--- BEGIN ---

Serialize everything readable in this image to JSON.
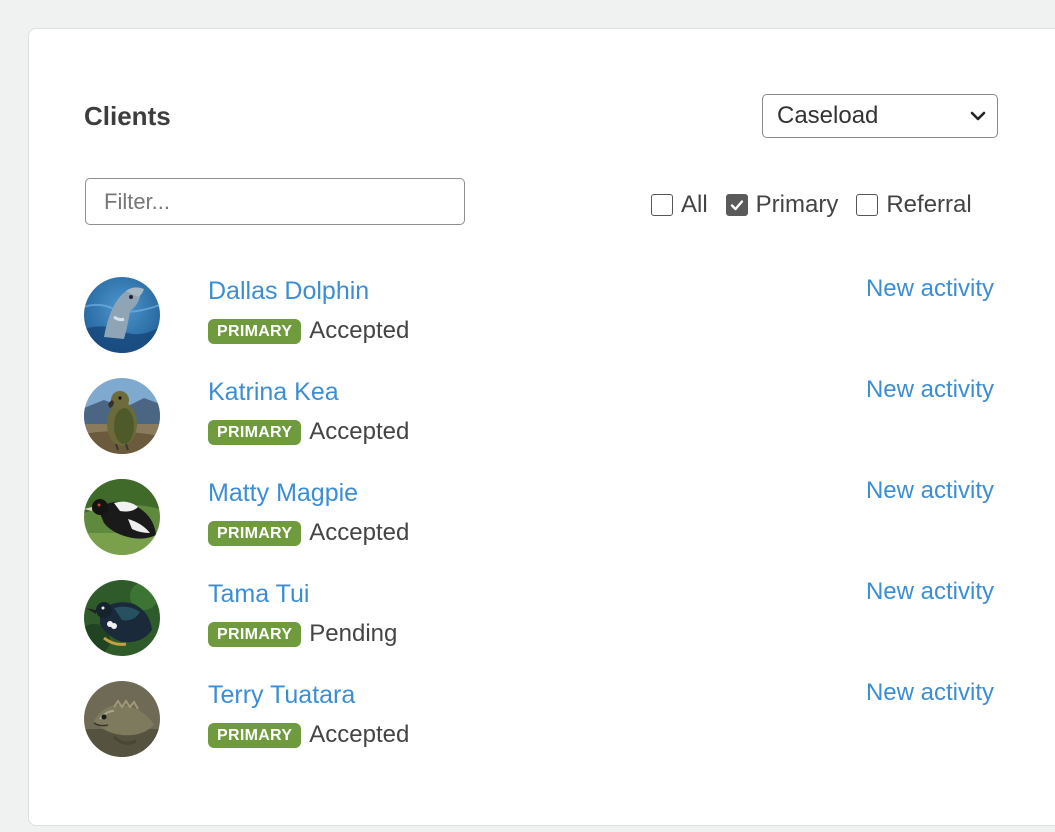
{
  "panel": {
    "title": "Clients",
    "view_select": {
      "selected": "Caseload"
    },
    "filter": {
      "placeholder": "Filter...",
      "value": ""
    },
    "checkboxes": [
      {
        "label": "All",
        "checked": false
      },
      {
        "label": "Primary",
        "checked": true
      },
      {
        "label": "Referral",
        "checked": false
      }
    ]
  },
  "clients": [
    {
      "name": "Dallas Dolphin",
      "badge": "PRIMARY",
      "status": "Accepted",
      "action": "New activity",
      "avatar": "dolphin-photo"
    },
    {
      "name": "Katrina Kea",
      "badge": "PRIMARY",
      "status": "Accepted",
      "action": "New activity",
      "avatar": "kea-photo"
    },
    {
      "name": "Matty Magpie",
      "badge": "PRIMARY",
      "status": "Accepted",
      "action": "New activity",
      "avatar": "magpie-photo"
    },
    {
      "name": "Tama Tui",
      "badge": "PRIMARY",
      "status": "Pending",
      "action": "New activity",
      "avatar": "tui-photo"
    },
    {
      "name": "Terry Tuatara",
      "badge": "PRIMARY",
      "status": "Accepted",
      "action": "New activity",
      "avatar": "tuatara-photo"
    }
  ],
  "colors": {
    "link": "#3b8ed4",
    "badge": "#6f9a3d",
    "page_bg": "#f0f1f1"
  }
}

--- END ---

Task details:
Reproduce each record from above exactly; pictures do not belong in the copy.

Final answer:
Serialize everything readable in this image to JSON.
{
  "panel": {
    "title": "Clients",
    "view_select": {
      "selected": "Caseload"
    },
    "filter": {
      "placeholder": "Filter...",
      "value": ""
    },
    "checkboxes": [
      {
        "label": "All",
        "checked": false
      },
      {
        "label": "Primary",
        "checked": true
      },
      {
        "label": "Referral",
        "checked": false
      }
    ]
  },
  "clients": [
    {
      "name": "Dallas Dolphin",
      "badge": "PRIMARY",
      "status": "Accepted",
      "action": "New activity",
      "avatar": "dolphin-photo"
    },
    {
      "name": "Katrina Kea",
      "badge": "PRIMARY",
      "status": "Accepted",
      "action": "New activity",
      "avatar": "kea-photo"
    },
    {
      "name": "Matty Magpie",
      "badge": "PRIMARY",
      "status": "Accepted",
      "action": "New activity",
      "avatar": "magpie-photo"
    },
    {
      "name": "Tama Tui",
      "badge": "PRIMARY",
      "status": "Pending",
      "action": "New activity",
      "avatar": "tui-photo"
    },
    {
      "name": "Terry Tuatara",
      "badge": "PRIMARY",
      "status": "Accepted",
      "action": "New activity",
      "avatar": "tuatara-photo"
    }
  ],
  "colors": {
    "link": "#3b8ed4",
    "badge": "#6f9a3d",
    "page_bg": "#f0f1f1"
  }
}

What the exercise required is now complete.